Find the word "name" in the data. Return every line where it appears.

________________________________________

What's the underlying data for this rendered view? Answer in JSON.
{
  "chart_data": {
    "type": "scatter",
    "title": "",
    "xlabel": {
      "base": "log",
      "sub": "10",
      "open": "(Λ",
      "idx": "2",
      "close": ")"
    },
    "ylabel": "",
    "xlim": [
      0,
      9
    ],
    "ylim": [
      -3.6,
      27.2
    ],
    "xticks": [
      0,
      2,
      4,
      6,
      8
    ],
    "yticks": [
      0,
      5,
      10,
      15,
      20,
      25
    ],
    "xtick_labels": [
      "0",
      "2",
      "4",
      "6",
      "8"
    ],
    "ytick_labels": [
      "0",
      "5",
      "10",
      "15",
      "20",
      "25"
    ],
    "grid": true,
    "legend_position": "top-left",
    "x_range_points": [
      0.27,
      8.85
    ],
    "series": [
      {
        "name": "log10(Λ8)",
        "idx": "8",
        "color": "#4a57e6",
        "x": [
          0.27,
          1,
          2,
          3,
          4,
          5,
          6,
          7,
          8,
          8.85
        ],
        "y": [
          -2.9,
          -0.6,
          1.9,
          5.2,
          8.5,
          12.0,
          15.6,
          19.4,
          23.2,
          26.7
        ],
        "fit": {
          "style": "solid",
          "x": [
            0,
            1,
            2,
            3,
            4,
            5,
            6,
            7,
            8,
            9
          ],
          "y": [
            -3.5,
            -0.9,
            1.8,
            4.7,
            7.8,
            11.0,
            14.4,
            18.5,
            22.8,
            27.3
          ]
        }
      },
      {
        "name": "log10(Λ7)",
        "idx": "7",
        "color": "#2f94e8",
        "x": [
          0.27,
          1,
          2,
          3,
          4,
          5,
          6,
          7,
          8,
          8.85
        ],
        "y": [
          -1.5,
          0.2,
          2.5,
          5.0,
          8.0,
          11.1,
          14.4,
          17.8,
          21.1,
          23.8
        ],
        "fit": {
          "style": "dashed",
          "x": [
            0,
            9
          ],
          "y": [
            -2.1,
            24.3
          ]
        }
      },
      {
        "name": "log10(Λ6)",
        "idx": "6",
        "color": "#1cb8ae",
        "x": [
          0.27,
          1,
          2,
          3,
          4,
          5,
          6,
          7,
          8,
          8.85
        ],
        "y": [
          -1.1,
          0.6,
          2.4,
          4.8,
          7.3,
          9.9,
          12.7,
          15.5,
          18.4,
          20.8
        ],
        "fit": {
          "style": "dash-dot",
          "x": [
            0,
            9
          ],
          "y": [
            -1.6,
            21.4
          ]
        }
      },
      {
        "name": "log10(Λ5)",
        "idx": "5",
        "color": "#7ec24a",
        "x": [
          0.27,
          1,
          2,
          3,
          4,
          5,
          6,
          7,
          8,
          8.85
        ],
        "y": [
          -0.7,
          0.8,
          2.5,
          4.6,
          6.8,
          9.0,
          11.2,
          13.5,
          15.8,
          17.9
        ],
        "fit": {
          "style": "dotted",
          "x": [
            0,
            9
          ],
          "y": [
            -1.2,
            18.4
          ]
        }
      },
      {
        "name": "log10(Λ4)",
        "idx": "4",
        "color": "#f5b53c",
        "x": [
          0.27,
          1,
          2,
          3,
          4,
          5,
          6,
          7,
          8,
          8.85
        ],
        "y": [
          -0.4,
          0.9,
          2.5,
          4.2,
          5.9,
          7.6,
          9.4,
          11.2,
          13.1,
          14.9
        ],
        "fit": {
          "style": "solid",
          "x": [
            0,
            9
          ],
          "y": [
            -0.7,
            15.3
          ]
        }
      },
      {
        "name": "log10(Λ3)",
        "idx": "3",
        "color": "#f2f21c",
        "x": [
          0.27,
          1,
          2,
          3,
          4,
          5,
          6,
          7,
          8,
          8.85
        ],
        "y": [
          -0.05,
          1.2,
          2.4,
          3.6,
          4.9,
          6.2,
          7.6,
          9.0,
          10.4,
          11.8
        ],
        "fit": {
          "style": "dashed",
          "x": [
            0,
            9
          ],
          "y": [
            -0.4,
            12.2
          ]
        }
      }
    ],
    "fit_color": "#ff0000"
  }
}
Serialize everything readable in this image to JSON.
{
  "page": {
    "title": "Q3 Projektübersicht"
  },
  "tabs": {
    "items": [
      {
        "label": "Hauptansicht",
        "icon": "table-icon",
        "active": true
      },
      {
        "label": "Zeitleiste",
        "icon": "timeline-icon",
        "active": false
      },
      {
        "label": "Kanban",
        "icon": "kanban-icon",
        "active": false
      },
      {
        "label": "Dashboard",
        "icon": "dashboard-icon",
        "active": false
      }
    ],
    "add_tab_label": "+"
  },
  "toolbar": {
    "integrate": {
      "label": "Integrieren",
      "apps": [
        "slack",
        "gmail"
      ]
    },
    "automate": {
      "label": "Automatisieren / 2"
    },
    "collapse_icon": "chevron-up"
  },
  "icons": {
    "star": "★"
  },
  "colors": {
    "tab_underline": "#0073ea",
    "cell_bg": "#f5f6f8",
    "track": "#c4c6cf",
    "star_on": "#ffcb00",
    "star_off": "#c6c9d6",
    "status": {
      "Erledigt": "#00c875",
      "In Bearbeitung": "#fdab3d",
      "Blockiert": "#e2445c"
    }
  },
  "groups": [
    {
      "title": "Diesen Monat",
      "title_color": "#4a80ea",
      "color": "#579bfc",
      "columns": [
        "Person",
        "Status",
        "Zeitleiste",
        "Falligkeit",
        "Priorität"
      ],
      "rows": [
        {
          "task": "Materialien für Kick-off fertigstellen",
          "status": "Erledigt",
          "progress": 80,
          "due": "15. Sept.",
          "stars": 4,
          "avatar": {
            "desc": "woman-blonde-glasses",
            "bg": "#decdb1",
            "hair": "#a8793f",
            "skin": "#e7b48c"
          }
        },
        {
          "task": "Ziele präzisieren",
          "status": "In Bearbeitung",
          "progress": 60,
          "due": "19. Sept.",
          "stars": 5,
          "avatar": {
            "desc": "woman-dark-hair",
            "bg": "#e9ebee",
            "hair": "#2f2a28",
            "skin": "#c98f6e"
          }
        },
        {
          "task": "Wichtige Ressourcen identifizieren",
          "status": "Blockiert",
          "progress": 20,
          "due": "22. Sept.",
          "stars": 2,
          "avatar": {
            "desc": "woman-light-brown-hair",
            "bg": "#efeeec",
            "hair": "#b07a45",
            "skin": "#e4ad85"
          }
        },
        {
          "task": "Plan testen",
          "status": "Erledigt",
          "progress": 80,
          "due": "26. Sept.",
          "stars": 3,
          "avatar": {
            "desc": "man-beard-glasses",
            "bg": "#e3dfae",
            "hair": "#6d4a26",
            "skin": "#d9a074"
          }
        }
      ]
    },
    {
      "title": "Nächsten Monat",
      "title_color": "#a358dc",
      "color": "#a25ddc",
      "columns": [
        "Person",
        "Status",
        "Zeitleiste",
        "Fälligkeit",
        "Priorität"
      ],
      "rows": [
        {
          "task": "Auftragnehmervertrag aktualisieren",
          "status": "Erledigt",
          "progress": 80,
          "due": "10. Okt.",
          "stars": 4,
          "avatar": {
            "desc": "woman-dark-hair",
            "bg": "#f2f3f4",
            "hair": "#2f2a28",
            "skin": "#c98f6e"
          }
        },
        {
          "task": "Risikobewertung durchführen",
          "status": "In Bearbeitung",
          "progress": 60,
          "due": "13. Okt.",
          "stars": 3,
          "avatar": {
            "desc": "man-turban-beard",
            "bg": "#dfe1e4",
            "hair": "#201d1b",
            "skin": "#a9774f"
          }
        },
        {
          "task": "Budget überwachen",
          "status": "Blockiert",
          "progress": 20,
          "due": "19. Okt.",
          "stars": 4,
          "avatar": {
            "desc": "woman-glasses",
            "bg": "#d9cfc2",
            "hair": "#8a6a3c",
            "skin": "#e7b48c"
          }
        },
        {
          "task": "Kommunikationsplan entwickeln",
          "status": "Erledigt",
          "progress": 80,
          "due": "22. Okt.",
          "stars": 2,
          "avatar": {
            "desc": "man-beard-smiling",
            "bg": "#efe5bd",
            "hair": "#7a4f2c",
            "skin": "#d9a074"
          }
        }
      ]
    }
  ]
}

________________________________________

OUTPUT OF THE TASK —
        "name": "log10(Λ8)",
        "name": "log10(Λ7)",
        "name": "log10(Λ6)",
        "name": "log10(Λ5)",
        "name": "log10(Λ4)",
        "name": "log10(Λ3)",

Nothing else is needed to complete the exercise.